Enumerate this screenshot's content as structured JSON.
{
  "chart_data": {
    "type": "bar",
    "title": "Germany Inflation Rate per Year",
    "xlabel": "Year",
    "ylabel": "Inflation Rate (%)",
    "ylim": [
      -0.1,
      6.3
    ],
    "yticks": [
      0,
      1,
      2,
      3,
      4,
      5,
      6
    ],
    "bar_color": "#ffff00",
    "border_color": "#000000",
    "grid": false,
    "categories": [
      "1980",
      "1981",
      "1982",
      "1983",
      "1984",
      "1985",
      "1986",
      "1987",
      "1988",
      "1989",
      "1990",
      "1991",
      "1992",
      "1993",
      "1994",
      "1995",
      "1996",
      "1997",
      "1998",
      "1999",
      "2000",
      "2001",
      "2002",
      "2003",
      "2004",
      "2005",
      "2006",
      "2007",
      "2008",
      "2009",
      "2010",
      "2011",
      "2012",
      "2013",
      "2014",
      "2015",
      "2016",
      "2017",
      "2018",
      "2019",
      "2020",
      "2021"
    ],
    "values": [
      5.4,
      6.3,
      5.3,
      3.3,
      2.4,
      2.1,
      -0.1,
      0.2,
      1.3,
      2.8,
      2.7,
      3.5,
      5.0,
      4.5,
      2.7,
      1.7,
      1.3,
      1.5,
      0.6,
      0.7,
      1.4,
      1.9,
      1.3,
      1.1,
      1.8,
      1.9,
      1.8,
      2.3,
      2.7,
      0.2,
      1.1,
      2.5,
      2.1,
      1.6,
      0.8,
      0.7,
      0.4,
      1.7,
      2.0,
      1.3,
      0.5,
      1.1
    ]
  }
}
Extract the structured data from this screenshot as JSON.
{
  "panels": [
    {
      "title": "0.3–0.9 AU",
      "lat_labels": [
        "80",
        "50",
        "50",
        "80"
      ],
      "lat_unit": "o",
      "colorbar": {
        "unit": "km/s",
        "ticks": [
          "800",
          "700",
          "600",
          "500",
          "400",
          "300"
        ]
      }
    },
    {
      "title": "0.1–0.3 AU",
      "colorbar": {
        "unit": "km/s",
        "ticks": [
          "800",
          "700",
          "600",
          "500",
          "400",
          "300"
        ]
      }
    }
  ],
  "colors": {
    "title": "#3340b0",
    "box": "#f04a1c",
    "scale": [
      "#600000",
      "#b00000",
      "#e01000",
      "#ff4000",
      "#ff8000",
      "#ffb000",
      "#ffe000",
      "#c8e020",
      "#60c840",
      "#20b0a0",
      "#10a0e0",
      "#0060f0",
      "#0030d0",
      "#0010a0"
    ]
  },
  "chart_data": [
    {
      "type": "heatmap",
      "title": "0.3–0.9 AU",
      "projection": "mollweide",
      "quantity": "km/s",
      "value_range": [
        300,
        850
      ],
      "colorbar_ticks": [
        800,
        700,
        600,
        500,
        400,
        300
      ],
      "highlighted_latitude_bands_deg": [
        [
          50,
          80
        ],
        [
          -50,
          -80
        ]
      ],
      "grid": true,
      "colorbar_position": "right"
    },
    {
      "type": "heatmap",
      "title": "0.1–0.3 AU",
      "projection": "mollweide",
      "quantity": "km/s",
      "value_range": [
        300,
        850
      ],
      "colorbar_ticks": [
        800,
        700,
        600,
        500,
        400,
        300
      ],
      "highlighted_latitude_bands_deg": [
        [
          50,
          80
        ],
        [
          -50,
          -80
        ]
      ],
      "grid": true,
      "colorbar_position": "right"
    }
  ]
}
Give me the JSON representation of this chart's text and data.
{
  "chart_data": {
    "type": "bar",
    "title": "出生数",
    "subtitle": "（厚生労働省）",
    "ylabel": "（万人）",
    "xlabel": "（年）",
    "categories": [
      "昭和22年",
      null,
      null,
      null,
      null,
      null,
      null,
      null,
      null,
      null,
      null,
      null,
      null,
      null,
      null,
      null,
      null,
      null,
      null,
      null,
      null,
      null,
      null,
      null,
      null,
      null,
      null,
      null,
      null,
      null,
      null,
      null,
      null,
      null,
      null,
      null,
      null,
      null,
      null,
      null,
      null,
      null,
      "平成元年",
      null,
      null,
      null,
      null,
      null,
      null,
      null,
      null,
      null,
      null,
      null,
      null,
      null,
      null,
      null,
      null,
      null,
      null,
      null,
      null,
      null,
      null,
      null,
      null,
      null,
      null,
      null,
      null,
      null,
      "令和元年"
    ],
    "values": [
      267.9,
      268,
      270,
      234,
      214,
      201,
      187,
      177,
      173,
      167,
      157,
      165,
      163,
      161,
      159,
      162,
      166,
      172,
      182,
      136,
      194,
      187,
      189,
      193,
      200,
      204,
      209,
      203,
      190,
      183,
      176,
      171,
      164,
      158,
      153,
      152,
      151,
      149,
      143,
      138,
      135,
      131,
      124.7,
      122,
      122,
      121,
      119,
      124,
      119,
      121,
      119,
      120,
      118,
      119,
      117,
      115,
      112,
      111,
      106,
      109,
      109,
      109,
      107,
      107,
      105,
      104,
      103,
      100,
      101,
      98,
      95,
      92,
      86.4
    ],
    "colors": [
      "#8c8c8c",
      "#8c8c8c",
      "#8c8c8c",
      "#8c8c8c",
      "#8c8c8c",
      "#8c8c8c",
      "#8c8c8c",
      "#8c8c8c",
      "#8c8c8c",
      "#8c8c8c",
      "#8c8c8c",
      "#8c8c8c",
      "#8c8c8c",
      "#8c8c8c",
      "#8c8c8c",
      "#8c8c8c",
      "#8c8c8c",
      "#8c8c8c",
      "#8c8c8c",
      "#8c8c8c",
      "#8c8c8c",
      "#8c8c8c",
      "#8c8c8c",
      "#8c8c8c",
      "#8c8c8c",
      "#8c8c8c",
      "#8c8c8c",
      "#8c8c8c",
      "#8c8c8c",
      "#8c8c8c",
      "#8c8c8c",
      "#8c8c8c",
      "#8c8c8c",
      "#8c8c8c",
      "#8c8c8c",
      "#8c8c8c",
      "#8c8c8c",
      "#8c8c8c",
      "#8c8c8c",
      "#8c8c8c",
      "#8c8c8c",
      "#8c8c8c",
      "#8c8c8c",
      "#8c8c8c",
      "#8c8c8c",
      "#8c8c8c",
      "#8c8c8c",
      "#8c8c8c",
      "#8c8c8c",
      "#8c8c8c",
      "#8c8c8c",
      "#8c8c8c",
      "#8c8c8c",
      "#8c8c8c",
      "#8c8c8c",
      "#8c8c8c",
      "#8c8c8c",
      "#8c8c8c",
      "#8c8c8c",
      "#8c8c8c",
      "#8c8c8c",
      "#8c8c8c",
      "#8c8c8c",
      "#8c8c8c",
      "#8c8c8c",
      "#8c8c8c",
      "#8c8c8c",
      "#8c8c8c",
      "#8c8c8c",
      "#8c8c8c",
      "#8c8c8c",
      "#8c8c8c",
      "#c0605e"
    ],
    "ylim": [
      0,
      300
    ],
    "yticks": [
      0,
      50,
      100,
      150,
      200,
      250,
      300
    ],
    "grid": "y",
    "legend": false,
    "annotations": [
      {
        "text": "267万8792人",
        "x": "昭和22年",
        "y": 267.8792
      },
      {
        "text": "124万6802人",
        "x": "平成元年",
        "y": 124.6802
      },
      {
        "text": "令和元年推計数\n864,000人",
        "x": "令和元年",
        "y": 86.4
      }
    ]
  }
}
▬▬▬
## Task brief
Return the listing above in full, character for character.

## Answer
Enumerate this screenshot's content as structured JSON.
{
  "chart_data": {
    "type": "bar",
    "title": "Germany Inflation Rate per Year",
    "xlabel": "Year",
    "ylabel": "Inflation Rate (%)",
    "ylim": [
      -0.1,
      6.3
    ],
    "yticks": [
      0,
      1,
      2,
      3,
      4,
      5,
      6
    ],
    "bar_color": "#ffff00",
    "border_color": "#000000",
    "grid": false,
    "categories": [
      "1980",
      "1981",
      "1982",
      "1983",
      "1984",
      "1985",
      "1986",
      "1987",
      "1988",
      "1989",
      "1990",
      "1991",
      "1992",
      "1993",
      "1994",
      "1995",
      "1996",
      "1997",
      "1998",
      "1999",
      "2000",
      "2001",
      "2002",
      "2003",
      "2004",
      "2005",
      "2006",
      "2007",
      "2008",
      "2009",
      "2010",
      "2011",
      "2012",
      "2013",
      "2014",
      "2015",
      "2016",
      "2017",
      "2018",
      "2019",
      "2020",
      "2021"
    ],
    "values": [
      5.4,
      6.3,
      5.3,
      3.3,
      2.4,
      2.1,
      -0.1,
      0.2,
      1.3,
      2.8,
      2.7,
      3.5,
      5.0,
      4.5,
      2.7,
      1.7,
      1.3,
      1.5,
      0.6,
      0.7,
      1.4,
      1.9,
      1.3,
      1.1,
      1.8,
      1.9,
      1.8,
      2.3,
      2.7,
      0.2,
      1.1,
      2.5,
      2.1,
      1.6,
      0.8,
      0.7,
      0.4,
      1.7,
      2.0,
      1.3,
      0.5,
      1.1
    ]
  }
}
Extract the structured data from this screenshot as JSON.
{
  "panels": [
    {
      "title": "0.3–0.9 AU",
      "lat_labels": [
        "80",
        "50",
        "50",
        "80"
      ],
      "lat_unit": "o",
      "colorbar": {
        "unit": "km/s",
        "ticks": [
          "800",
          "700",
          "600",
          "500",
          "400",
          "300"
        ]
      }
    },
    {
      "title": "0.1–0.3 AU",
      "colorbar": {
        "unit": "km/s",
        "ticks": [
          "800",
          "700",
          "600",
          "500",
          "400",
          "300"
        ]
      }
    }
  ],
  "colors": {
    "title": "#3340b0",
    "box": "#f04a1c",
    "scale": [
      "#600000",
      "#b00000",
      "#e01000",
      "#ff4000",
      "#ff8000",
      "#ffb000",
      "#ffe000",
      "#c8e020",
      "#60c840",
      "#20b0a0",
      "#10a0e0",
      "#0060f0",
      "#0030d0",
      "#0010a0"
    ]
  },
  "chart_data": [
    {
      "type": "heatmap",
      "title": "0.3–0.9 AU",
      "projection": "mollweide",
      "quantity": "km/s",
      "value_range": [
        300,
        850
      ],
      "colorbar_ticks": [
        800,
        700,
        600,
        500,
        400,
        300
      ],
      "highlighted_latitude_bands_deg": [
        [
          50,
          80
        ],
        [
          -50,
          -80
        ]
      ],
      "grid": true,
      "colorbar_position": "right"
    },
    {
      "type": "heatmap",
      "title": "0.1–0.3 AU",
      "projection": "mollweide",
      "quantity": "km/s",
      "value_range": [
        300,
        850
      ],
      "colorbar_ticks": [
        800,
        700,
        600,
        500,
        400,
        300
      ],
      "highlighted_latitude_bands_deg": [
        [
          50,
          80
        ],
        [
          -50,
          -80
        ]
      ],
      "grid": true,
      "colorbar_position": "right"
    }
  ]
}
Give me the JSON representation of this chart's text and data.
{
  "chart_data": {
    "type": "bar",
    "title": "出生数",
    "subtitle": "（厚生労働省）",
    "ylabel": "（万人）",
    "xlabel": "（年）",
    "categories": [
      "昭和22年",
      null,
      null,
      null,
      null,
      null,
      null,
      null,
      null,
      null,
      null,
      null,
      null,
      null,
      null,
      null,
      null,
      null,
      null,
      null,
      null,
      null,
      null,
      null,
      null,
      null,
      null,
      null,
      null,
      null,
      null,
      null,
      null,
      null,
      null,
      null,
      null,
      null,
      null,
      null,
      null,
      null,
      "平成元年",
      null,
      null,
      null,
      null,
      null,
      null,
      null,
      null,
      null,
      null,
      null,
      null,
      null,
      null,
      null,
      null,
      null,
      null,
      null,
      null,
      null,
      null,
      null,
      null,
      null,
      null,
      null,
      null,
      null,
      "令和元年"
    ],
    "values": [
      267.9,
      268,
      270,
      234,
      214,
      201,
      187,
      177,
      173,
      167,
      157,
      165,
      163,
      161,
      159,
      162,
      166,
      172,
      182,
      136,
      194,
      187,
      189,
      193,
      200,
      204,
      209,
      203,
      190,
      183,
      176,
      171,
      164,
      158,
      153,
      152,
      151,
      149,
      143,
      138,
      135,
      131,
      124.7,
      122,
      122,
      121,
      119,
      124,
      119,
      121,
      119,
      120,
      118,
      119,
      117,
      115,
      112,
      111,
      106,
      109,
      109,
      109,
      107,
      107,
      105,
      104,
      103,
      100,
      101,
      98,
      95,
      92,
      86.4
    ],
    "colors": [
      "#8c8c8c",
      "#8c8c8c",
      "#8c8c8c",
      "#8c8c8c",
      "#8c8c8c",
      "#8c8c8c",
      "#8c8c8c",
      "#8c8c8c",
      "#8c8c8c",
      "#8c8c8c",
      "#8c8c8c",
      "#8c8c8c",
      "#8c8c8c",
      "#8c8c8c",
      "#8c8c8c",
      "#8c8c8c",
      "#8c8c8c",
      "#8c8c8c",
      "#8c8c8c",
      "#8c8c8c",
      "#8c8c8c",
      "#8c8c8c",
      "#8c8c8c",
      "#8c8c8c",
      "#8c8c8c",
      "#8c8c8c",
      "#8c8c8c",
      "#8c8c8c",
      "#8c8c8c",
      "#8c8c8c",
      "#8c8c8c",
      "#8c8c8c",
      "#8c8c8c",
      "#8c8c8c",
      "#8c8c8c",
      "#8c8c8c",
      "#8c8c8c",
      "#8c8c8c",
      "#8c8c8c",
      "#8c8c8c",
      "#8c8c8c",
      "#8c8c8c",
      "#8c8c8c",
      "#8c8c8c",
      "#8c8c8c",
      "#8c8c8c",
      "#8c8c8c",
      "#8c8c8c",
      "#8c8c8c",
      "#8c8c8c",
      "#8c8c8c",
      "#8c8c8c",
      "#8c8c8c",
      "#8c8c8c",
      "#8c8c8c",
      "#8c8c8c",
      "#8c8c8c",
      "#8c8c8c",
      "#8c8c8c",
      "#8c8c8c",
      "#8c8c8c",
      "#8c8c8c",
      "#8c8c8c",
      "#8c8c8c",
      "#8c8c8c",
      "#8c8c8c",
      "#8c8c8c",
      "#8c8c8c",
      "#8c8c8c",
      "#8c8c8c",
      "#8c8c8c",
      "#8c8c8c",
      "#c0605e"
    ],
    "ylim": [
      0,
      300
    ],
    "yticks": [
      0,
      50,
      100,
      150,
      200,
      250,
      300
    ],
    "grid": "y",
    "legend": false,
    "annotations": [
      {
        "text": "267万8792人",
        "x": "昭和22年",
        "y": 267.8792
      },
      {
        "text": "124万6802人",
        "x": "平成元年",
        "y": 124.6802
      },
      {
        "text": "令和元年推計数\n864,000人",
        "x": "令和元年",
        "y": 86.4
      }
    ]
  }
}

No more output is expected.